**The problem:** For this exercise, copy out each line of the material below that includes "للأمراض".

Saved entries:
####

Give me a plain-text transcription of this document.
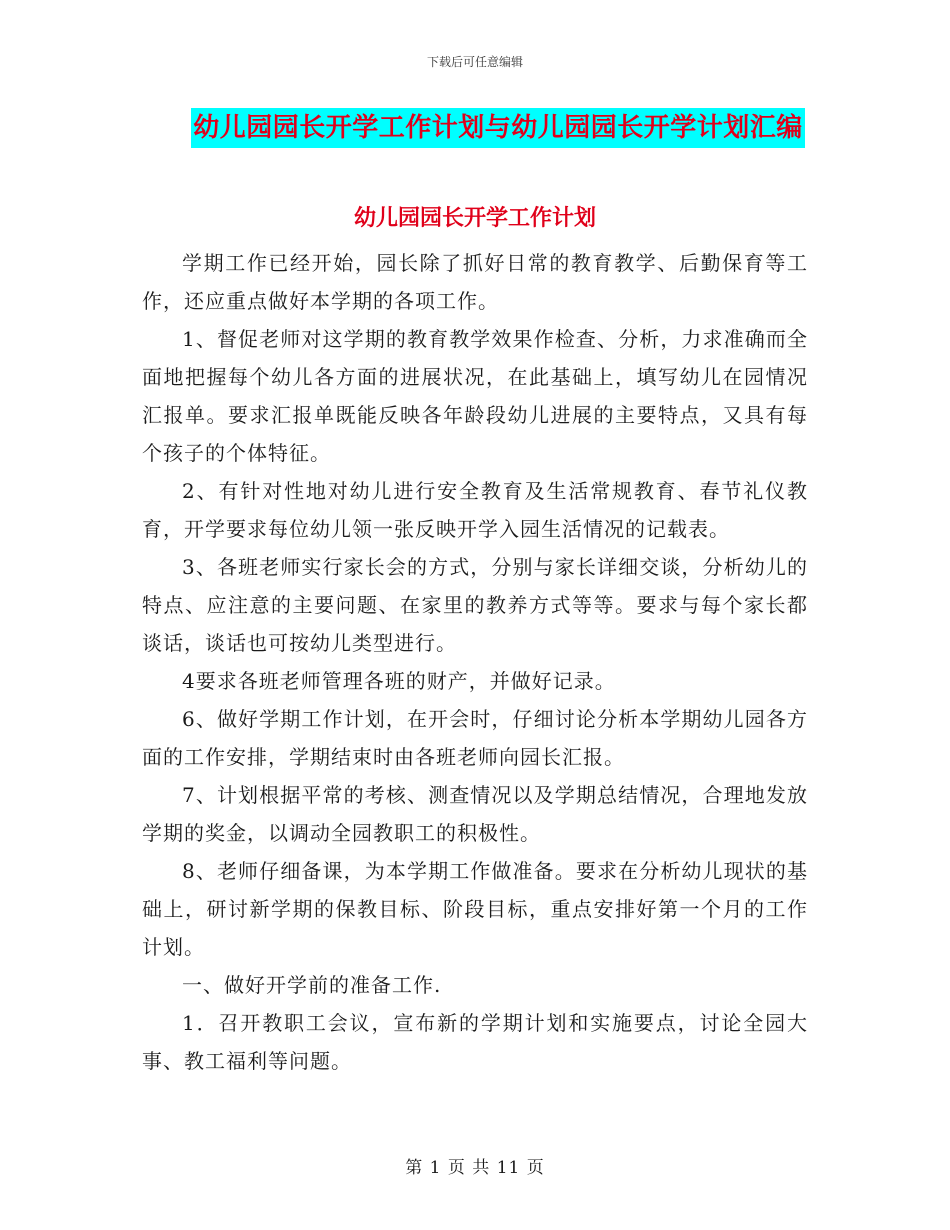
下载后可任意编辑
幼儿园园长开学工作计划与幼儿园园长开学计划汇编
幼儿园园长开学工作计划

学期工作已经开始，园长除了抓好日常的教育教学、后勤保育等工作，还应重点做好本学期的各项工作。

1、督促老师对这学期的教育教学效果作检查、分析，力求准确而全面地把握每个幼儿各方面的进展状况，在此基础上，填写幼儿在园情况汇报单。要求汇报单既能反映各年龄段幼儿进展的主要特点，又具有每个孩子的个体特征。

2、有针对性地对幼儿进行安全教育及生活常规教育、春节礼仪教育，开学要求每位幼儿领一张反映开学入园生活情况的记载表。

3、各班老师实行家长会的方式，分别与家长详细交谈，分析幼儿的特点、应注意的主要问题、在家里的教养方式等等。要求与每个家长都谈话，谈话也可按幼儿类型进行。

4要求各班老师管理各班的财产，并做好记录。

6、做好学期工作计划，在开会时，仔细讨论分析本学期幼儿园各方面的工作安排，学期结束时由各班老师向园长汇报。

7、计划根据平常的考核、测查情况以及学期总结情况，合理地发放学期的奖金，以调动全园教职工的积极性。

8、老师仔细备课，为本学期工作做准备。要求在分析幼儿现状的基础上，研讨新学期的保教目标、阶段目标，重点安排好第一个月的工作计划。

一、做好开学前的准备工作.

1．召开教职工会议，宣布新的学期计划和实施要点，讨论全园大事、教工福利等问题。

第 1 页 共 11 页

####

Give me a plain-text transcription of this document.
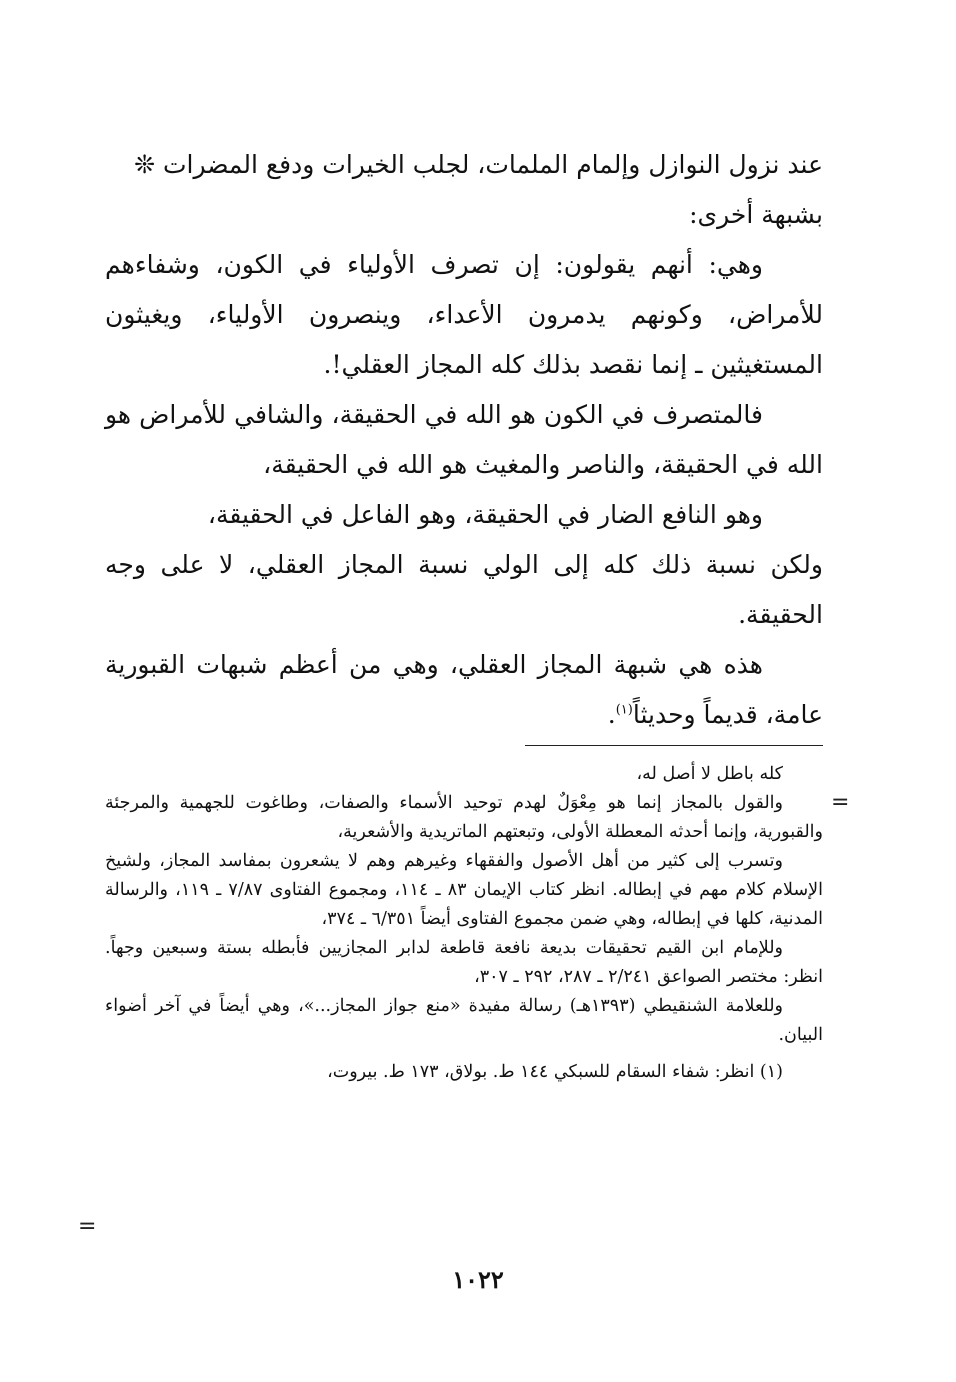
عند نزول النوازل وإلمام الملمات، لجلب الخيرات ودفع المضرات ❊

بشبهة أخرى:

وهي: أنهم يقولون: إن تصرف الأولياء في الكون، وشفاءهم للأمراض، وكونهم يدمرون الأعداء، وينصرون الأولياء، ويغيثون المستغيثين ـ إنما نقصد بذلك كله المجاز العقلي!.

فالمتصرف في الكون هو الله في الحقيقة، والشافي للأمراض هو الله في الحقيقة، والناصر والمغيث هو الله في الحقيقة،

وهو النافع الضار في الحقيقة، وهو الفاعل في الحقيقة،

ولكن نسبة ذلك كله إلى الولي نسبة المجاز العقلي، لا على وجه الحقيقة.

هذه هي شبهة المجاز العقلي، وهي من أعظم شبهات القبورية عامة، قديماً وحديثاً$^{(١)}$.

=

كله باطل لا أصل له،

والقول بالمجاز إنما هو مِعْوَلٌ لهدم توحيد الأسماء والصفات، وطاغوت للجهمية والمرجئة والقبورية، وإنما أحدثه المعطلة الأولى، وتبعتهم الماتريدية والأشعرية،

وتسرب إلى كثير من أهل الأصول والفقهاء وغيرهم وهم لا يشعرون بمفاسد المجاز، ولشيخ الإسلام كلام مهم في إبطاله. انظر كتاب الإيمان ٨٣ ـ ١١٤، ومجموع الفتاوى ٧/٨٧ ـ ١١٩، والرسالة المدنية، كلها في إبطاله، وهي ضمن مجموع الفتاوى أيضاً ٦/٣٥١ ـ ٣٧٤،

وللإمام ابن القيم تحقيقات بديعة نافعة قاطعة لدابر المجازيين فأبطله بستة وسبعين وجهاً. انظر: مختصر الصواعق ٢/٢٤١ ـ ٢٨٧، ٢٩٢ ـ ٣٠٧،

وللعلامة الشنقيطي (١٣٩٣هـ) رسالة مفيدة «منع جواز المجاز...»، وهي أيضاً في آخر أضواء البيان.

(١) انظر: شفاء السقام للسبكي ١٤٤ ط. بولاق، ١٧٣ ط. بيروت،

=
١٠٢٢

####

**Output below:**
وهي: أنهم يقولون: إن تصرف الأولياء في الكون، وشفاءهم للأمراض، وكونهم يدمرون الأعداء، وينصرون الأولياء، ويغيثون المستغيثين ـ إنما نقصد بذلك كله المجاز العقلي!.
فالمتصرف في الكون هو الله في الحقيقة، والشافي للأمراض هو الله في الحقيقة، والناصر والمغيث هو الله في الحقيقة،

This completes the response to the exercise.